• [Input material]
::::::

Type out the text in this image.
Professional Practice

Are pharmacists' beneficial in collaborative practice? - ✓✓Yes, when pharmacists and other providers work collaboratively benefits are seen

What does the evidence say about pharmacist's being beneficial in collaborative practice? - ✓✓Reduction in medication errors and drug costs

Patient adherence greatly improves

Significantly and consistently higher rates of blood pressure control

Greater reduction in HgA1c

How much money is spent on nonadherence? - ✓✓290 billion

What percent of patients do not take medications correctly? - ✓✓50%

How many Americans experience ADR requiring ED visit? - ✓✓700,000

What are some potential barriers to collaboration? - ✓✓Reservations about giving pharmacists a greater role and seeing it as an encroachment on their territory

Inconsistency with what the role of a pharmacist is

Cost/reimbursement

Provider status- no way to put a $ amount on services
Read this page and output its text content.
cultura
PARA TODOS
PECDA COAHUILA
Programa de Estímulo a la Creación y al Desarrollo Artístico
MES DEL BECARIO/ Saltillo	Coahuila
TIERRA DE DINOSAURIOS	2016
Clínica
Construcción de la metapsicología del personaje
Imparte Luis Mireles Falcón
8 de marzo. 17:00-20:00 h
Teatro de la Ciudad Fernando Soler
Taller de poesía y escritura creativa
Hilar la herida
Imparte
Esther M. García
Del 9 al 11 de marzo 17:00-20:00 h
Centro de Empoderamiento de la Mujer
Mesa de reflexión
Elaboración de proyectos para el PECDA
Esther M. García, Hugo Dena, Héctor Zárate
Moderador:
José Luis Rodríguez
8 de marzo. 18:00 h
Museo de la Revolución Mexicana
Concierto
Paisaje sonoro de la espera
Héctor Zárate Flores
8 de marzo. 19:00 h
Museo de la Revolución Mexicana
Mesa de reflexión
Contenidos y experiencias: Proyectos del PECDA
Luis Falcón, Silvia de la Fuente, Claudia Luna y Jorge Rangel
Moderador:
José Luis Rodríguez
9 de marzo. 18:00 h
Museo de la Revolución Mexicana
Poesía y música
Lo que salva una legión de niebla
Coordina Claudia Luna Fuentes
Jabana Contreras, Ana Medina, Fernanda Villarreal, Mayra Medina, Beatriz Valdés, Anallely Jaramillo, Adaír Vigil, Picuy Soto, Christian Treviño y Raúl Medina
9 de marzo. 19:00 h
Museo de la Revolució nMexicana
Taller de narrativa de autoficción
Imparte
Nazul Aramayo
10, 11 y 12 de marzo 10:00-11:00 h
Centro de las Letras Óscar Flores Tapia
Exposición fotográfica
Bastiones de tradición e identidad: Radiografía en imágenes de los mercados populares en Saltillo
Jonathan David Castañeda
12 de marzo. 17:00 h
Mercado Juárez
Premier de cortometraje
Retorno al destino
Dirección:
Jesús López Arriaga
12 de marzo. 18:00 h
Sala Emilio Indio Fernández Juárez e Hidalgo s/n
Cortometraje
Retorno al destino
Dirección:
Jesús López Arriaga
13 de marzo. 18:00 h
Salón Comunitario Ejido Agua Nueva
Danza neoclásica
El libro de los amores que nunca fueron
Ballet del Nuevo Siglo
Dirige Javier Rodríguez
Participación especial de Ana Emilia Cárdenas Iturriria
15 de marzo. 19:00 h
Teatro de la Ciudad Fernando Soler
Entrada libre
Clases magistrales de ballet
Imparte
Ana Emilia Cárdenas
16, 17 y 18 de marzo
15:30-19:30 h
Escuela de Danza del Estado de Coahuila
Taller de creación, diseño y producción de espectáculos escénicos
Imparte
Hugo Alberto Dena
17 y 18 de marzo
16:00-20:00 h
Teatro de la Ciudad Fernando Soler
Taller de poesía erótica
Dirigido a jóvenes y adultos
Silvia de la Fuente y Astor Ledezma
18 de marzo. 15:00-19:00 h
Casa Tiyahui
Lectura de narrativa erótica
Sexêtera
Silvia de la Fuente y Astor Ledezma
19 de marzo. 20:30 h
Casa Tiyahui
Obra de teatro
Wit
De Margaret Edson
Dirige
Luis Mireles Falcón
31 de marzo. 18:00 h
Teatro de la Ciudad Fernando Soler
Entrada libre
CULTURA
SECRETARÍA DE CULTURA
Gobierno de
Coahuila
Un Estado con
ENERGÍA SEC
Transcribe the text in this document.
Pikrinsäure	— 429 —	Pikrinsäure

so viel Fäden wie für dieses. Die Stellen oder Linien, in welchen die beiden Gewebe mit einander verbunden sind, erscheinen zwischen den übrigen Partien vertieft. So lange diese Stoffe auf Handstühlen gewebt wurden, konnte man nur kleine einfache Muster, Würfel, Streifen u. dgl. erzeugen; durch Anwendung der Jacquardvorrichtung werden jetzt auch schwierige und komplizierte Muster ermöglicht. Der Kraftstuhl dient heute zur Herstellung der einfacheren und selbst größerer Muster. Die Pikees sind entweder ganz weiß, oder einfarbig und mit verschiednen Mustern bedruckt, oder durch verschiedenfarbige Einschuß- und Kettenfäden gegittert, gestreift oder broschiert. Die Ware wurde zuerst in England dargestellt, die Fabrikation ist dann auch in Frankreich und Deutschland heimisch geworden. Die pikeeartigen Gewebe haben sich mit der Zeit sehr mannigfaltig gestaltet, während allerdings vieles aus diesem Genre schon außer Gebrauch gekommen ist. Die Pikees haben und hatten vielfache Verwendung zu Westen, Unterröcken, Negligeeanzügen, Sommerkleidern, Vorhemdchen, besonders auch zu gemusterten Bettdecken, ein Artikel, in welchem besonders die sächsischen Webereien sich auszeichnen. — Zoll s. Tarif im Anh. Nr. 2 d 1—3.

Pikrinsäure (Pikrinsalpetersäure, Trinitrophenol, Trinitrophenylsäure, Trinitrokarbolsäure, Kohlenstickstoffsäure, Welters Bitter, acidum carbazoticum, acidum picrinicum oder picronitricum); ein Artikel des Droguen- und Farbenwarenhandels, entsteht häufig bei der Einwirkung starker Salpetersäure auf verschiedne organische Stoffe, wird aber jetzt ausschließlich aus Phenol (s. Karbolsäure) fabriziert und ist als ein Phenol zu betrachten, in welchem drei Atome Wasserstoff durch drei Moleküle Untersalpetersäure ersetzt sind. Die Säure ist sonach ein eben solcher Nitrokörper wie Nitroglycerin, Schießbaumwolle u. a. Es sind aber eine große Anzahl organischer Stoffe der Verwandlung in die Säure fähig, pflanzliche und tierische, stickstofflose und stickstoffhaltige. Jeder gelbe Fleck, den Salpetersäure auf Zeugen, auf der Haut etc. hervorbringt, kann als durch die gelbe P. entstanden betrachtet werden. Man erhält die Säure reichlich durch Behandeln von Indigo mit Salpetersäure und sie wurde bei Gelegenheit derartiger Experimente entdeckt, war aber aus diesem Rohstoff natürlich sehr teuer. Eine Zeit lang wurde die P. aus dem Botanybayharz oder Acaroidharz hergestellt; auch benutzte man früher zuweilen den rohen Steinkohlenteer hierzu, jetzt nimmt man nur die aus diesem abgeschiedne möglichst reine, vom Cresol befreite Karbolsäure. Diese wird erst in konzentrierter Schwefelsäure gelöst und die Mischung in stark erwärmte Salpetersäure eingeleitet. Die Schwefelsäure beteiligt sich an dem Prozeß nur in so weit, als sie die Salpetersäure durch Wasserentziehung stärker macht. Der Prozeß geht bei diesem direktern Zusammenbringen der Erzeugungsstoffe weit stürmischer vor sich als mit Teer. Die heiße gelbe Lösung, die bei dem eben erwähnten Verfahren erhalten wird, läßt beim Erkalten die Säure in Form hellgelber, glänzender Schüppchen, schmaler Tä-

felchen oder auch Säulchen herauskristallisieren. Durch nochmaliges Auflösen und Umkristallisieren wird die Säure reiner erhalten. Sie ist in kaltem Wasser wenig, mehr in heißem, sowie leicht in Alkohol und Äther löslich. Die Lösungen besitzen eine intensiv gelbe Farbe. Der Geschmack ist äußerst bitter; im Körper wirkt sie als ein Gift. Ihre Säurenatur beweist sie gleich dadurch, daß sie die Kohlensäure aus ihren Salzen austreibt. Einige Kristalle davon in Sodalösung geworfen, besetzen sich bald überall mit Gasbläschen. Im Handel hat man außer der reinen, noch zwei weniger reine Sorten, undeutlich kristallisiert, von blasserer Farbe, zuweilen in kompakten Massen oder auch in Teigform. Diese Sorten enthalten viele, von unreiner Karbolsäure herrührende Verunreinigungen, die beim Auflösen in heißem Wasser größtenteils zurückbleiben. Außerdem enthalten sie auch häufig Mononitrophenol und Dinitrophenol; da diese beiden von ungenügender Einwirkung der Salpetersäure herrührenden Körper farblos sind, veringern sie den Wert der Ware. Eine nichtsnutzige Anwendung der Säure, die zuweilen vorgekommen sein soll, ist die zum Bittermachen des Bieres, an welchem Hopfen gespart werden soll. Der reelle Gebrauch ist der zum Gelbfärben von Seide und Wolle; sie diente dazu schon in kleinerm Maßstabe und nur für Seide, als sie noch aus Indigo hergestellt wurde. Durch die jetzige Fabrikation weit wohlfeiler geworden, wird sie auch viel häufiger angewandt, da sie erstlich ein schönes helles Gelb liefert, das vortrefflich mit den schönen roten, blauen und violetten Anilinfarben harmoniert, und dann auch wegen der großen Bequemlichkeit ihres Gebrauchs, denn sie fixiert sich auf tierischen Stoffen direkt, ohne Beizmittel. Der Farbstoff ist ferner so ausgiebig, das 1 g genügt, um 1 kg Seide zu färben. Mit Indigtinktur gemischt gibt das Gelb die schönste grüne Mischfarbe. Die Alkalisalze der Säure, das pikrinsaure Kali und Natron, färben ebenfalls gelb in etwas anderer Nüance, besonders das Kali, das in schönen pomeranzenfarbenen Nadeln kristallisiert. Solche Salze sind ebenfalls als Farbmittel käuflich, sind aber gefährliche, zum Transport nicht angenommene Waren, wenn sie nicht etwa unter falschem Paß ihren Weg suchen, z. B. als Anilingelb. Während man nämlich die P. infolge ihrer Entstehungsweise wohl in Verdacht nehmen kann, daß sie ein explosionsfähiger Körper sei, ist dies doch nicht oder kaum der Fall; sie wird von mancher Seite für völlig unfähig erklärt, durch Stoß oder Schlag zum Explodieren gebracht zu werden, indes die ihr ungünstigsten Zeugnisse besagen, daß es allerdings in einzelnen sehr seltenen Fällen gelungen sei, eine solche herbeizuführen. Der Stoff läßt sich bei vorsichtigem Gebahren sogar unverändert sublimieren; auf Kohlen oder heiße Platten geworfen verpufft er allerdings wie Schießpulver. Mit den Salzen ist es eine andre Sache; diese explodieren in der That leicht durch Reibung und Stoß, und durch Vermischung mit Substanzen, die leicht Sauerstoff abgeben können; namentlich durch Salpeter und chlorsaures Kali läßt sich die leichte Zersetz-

::::::

• [Problem to solve] With "Centro" as the string to match, show every line of the entries above that has it.

• [Your response]
Centro de Empoderamiento de la Mujer
Centro de las Letras Óscar Flores Tapia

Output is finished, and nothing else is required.